Aim:
Transcribe the listing verbatim. Do not carry over any pictures.

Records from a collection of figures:
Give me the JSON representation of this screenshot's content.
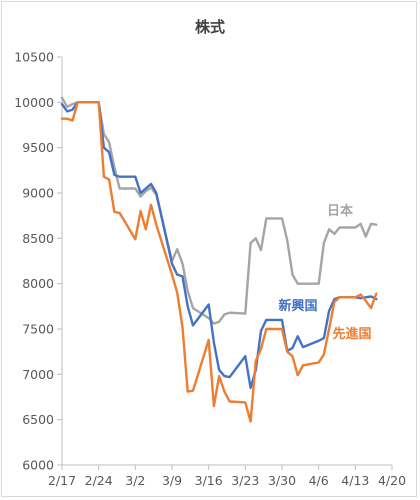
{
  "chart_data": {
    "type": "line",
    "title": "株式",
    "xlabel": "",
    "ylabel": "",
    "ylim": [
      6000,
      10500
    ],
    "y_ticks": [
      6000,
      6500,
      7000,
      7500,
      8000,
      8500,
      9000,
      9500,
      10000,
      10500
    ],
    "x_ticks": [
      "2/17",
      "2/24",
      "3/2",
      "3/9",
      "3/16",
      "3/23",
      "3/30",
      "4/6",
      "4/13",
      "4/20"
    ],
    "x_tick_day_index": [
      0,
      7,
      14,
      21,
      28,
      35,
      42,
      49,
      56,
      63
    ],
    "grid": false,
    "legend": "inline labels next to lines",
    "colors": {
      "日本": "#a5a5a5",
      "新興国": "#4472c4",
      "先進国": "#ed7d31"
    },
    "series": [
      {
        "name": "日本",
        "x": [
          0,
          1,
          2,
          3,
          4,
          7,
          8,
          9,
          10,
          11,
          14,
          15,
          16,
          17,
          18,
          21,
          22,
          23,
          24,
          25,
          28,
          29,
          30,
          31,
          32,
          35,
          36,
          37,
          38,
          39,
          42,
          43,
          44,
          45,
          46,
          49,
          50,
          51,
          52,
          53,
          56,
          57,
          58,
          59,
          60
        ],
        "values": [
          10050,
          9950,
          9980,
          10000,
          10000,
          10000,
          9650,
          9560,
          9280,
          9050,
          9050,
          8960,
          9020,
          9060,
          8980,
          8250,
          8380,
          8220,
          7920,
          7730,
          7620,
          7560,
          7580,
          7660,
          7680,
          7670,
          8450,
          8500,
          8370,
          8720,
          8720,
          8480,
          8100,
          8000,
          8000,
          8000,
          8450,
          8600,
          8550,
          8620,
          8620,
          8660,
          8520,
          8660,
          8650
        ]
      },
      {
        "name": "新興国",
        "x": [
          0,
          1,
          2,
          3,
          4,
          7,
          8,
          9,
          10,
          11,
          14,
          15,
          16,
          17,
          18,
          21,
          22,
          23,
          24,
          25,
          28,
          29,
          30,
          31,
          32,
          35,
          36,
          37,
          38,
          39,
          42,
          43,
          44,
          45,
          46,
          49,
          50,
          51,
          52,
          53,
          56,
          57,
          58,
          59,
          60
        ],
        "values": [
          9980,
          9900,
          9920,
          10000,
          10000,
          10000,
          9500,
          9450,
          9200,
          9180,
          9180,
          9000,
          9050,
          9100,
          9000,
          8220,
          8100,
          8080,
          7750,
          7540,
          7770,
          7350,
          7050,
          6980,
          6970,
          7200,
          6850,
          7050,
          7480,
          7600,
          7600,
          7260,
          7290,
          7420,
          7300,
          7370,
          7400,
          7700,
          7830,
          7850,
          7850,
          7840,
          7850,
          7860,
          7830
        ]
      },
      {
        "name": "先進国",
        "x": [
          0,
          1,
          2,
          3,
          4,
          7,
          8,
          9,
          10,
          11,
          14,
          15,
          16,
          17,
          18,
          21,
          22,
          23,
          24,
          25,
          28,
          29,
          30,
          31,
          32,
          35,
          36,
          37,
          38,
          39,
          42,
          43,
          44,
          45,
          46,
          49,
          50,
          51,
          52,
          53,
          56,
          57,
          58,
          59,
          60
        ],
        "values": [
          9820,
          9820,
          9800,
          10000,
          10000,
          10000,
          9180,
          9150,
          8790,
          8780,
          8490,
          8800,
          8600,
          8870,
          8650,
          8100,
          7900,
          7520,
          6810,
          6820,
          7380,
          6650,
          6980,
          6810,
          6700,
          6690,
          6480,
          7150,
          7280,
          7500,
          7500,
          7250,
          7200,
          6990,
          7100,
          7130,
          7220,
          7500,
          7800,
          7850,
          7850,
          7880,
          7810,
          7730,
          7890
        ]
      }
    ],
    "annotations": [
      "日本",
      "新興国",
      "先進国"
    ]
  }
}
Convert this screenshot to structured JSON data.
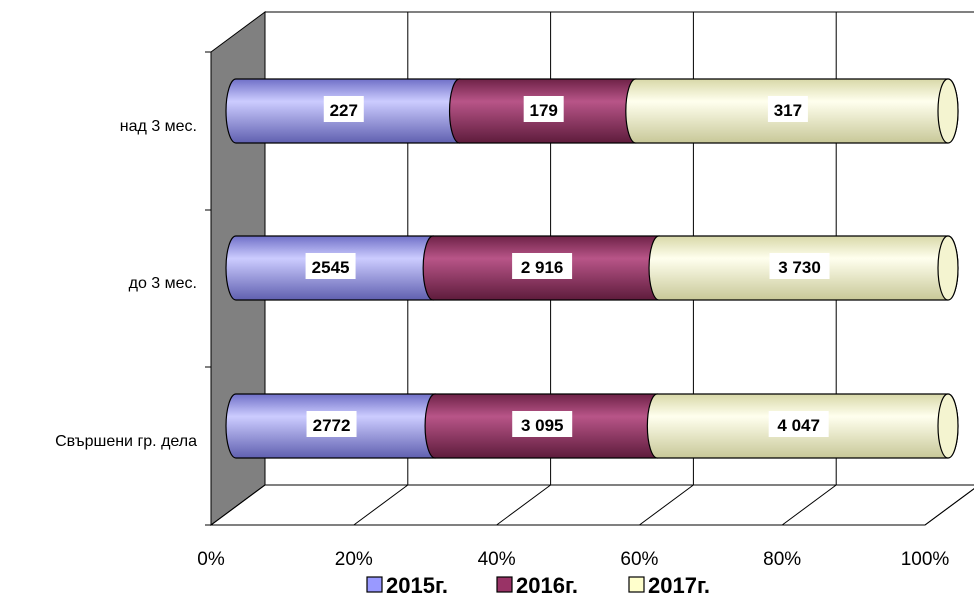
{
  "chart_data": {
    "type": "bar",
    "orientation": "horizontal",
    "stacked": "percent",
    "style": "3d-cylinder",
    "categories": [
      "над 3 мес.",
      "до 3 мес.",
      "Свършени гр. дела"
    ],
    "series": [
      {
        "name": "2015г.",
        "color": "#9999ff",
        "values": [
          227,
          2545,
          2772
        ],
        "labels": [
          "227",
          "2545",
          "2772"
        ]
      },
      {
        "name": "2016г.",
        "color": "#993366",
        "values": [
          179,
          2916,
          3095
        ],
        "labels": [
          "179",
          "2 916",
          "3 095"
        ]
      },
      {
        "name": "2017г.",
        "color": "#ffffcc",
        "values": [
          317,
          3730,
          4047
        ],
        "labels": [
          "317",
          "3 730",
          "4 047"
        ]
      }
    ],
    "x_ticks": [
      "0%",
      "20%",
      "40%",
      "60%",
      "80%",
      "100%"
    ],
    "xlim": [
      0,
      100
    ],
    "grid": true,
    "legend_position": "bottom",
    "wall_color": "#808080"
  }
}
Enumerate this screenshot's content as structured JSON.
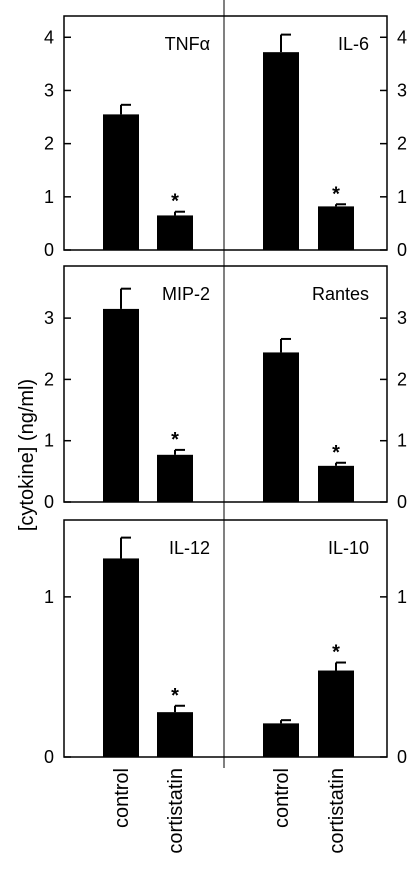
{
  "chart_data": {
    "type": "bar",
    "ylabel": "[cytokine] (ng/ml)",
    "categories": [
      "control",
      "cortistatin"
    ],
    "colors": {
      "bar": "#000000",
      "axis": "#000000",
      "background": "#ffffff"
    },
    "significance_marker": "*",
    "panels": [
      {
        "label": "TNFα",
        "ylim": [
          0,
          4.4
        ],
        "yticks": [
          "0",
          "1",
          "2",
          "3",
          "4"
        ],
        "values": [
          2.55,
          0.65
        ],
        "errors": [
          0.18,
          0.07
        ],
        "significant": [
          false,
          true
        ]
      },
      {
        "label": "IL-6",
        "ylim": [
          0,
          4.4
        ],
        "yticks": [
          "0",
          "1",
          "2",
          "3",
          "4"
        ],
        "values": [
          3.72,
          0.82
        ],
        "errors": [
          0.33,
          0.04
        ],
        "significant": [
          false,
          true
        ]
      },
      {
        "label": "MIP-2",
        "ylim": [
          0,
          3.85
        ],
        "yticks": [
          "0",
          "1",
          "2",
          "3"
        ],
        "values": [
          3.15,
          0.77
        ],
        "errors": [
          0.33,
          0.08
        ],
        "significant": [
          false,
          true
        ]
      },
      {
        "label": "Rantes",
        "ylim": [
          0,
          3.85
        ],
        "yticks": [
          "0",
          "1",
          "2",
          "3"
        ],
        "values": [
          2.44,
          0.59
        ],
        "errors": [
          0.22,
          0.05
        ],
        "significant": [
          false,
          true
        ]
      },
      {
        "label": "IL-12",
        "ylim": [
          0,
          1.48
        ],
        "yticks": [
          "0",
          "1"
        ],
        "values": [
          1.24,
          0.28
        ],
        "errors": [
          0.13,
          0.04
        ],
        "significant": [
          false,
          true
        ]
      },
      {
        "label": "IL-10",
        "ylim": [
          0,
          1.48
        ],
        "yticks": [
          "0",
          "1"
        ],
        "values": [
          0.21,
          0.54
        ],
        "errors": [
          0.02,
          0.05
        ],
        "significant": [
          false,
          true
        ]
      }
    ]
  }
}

Task result:
Give me the JSON representation of this screenshot's content.
{
  "chart_data": {
    "type": "line",
    "title": "株式",
    "xlabel": "",
    "ylabel": "",
    "ylim": [
      6000,
      10500
    ],
    "y_ticks": [
      6000,
      6500,
      7000,
      7500,
      8000,
      8500,
      9000,
      9500,
      10000,
      10500
    ],
    "x_ticks": [
      "2/17",
      "2/24",
      "3/2",
      "3/9",
      "3/16",
      "3/23",
      "3/30",
      "4/6",
      "4/13",
      "4/20"
    ],
    "x_tick_day_index": [
      0,
      7,
      14,
      21,
      28,
      35,
      42,
      49,
      56,
      63
    ],
    "grid": false,
    "legend": "inline labels next to lines",
    "colors": {
      "日本": "#a5a5a5",
      "新興国": "#4472c4",
      "先進国": "#ed7d31"
    },
    "series": [
      {
        "name": "日本",
        "x": [
          0,
          1,
          2,
          3,
          4,
          7,
          8,
          9,
          10,
          11,
          14,
          15,
          16,
          17,
          18,
          21,
          22,
          23,
          24,
          25,
          28,
          29,
          30,
          31,
          32,
          35,
          36,
          37,
          38,
          39,
          42,
          43,
          44,
          45,
          46,
          49,
          50,
          51,
          52,
          53,
          56,
          57,
          58,
          59,
          60
        ],
        "values": [
          10050,
          9950,
          9980,
          10000,
          10000,
          10000,
          9650,
          9560,
          9280,
          9050,
          9050,
          8960,
          9020,
          9060,
          8980,
          8250,
          8380,
          8220,
          7920,
          7730,
          7620,
          7560,
          7580,
          7660,
          7680,
          7670,
          8450,
          8500,
          8370,
          8720,
          8720,
          8480,
          8100,
          8000,
          8000,
          8000,
          8450,
          8600,
          8550,
          8620,
          8620,
          8660,
          8520,
          8660,
          8650
        ]
      },
      {
        "name": "新興国",
        "x": [
          0,
          1,
          2,
          3,
          4,
          7,
          8,
          9,
          10,
          11,
          14,
          15,
          16,
          17,
          18,
          21,
          22,
          23,
          24,
          25,
          28,
          29,
          30,
          31,
          32,
          35,
          36,
          37,
          38,
          39,
          42,
          43,
          44,
          45,
          46,
          49,
          50,
          51,
          52,
          53,
          56,
          57,
          58,
          59,
          60
        ],
        "values": [
          9980,
          9900,
          9920,
          10000,
          10000,
          10000,
          9500,
          9450,
          9200,
          9180,
          9180,
          9000,
          9050,
          9100,
          9000,
          8220,
          8100,
          8080,
          7750,
          7540,
          7770,
          7350,
          7050,
          6980,
          6970,
          7200,
          6850,
          7050,
          7480,
          7600,
          7600,
          7260,
          7290,
          7420,
          7300,
          7370,
          7400,
          7700,
          7830,
          7850,
          7850,
          7840,
          7850,
          7860,
          7830
        ]
      },
      {
        "name": "先進国",
        "x": [
          0,
          1,
          2,
          3,
          4,
          7,
          8,
          9,
          10,
          11,
          14,
          15,
          16,
          17,
          18,
          21,
          22,
          23,
          24,
          25,
          28,
          29,
          30,
          31,
          32,
          35,
          36,
          37,
          38,
          39,
          42,
          43,
          44,
          45,
          46,
          49,
          50,
          51,
          52,
          53,
          56,
          57,
          58,
          59,
          60
        ],
        "values": [
          9820,
          9820,
          9800,
          10000,
          10000,
          10000,
          9180,
          9150,
          8790,
          8780,
          8490,
          8800,
          8600,
          8870,
          8650,
          8100,
          7900,
          7520,
          6810,
          6820,
          7380,
          6650,
          6980,
          6810,
          6700,
          6690,
          6480,
          7150,
          7280,
          7500,
          7500,
          7250,
          7200,
          6990,
          7100,
          7130,
          7220,
          7500,
          7800,
          7850,
          7850,
          7880,
          7810,
          7730,
          7890
        ]
      }
    ],
    "annotations": [
      "日本",
      "新興国",
      "先進国"
    ]
  }
}
Convert this screenshot to structured JSON data.
{
  "chart_data": {
    "type": "bar",
    "orientation": "horizontal",
    "stacked": "percent",
    "style": "3d-cylinder",
    "categories": [
      "над 3 мес.",
      "до 3 мес.",
      "Свършени гр. дела"
    ],
    "series": [
      {
        "name": "2015г.",
        "color": "#9999ff",
        "values": [
          227,
          2545,
          2772
        ],
        "labels": [
          "227",
          "2545",
          "2772"
        ]
      },
      {
        "name": "2016г.",
        "color": "#993366",
        "values": [
          179,
          2916,
          3095
        ],
        "labels": [
          "179",
          "2 916",
          "3 095"
        ]
      },
      {
        "name": "2017г.",
        "color": "#ffffcc",
        "values": [
          317,
          3730,
          4047
        ],
        "labels": [
          "317",
          "3 730",
          "4 047"
        ]
      }
    ],
    "x_ticks": [
      "0%",
      "20%",
      "40%",
      "60%",
      "80%",
      "100%"
    ],
    "xlim": [
      0,
      100
    ],
    "grid": true,
    "legend_position": "bottom",
    "wall_color": "#808080"
  }
}
Enumerate this screenshot's content as structured JSON.
{
  "chart_data": {
    "type": "bar",
    "ylabel": "[cytokine] (ng/ml)",
    "categories": [
      "control",
      "cortistatin"
    ],
    "colors": {
      "bar": "#000000",
      "axis": "#000000",
      "background": "#ffffff"
    },
    "significance_marker": "*",
    "panels": [
      {
        "label": "TNFα",
        "ylim": [
          0,
          4.4
        ],
        "yticks": [
          "0",
          "1",
          "2",
          "3",
          "4"
        ],
        "values": [
          2.55,
          0.65
        ],
        "errors": [
          0.18,
          0.07
        ],
        "significant": [
          false,
          true
        ]
      },
      {
        "label": "IL-6",
        "ylim": [
          0,
          4.4
        ],
        "yticks": [
          "0",
          "1",
          "2",
          "3",
          "4"
        ],
        "values": [
          3.72,
          0.82
        ],
        "errors": [
          0.33,
          0.04
        ],
        "significant": [
          false,
          true
        ]
      },
      {
        "label": "MIP-2",
        "ylim": [
          0,
          3.85
        ],
        "yticks": [
          "0",
          "1",
          "2",
          "3"
        ],
        "values": [
          3.15,
          0.77
        ],
        "errors": [
          0.33,
          0.08
        ],
        "significant": [
          false,
          true
        ]
      },
      {
        "label": "Rantes",
        "ylim": [
          0,
          3.85
        ],
        "yticks": [
          "0",
          "1",
          "2",
          "3"
        ],
        "values": [
          2.44,
          0.59
        ],
        "errors": [
          0.22,
          0.05
        ],
        "significant": [
          false,
          true
        ]
      },
      {
        "label": "IL-12",
        "ylim": [
          0,
          1.48
        ],
        "yticks": [
          "0",
          "1"
        ],
        "values": [
          1.24,
          0.28
        ],
        "errors": [
          0.13,
          0.04
        ],
        "significant": [
          false,
          true
        ]
      },
      {
        "label": "IL-10",
        "ylim": [
          0,
          1.48
        ],
        "yticks": [
          "0",
          "1"
        ],
        "values": [
          0.21,
          0.54
        ],
        "errors": [
          0.02,
          0.05
        ],
        "significant": [
          false,
          true
        ]
      }
    ]
  }
}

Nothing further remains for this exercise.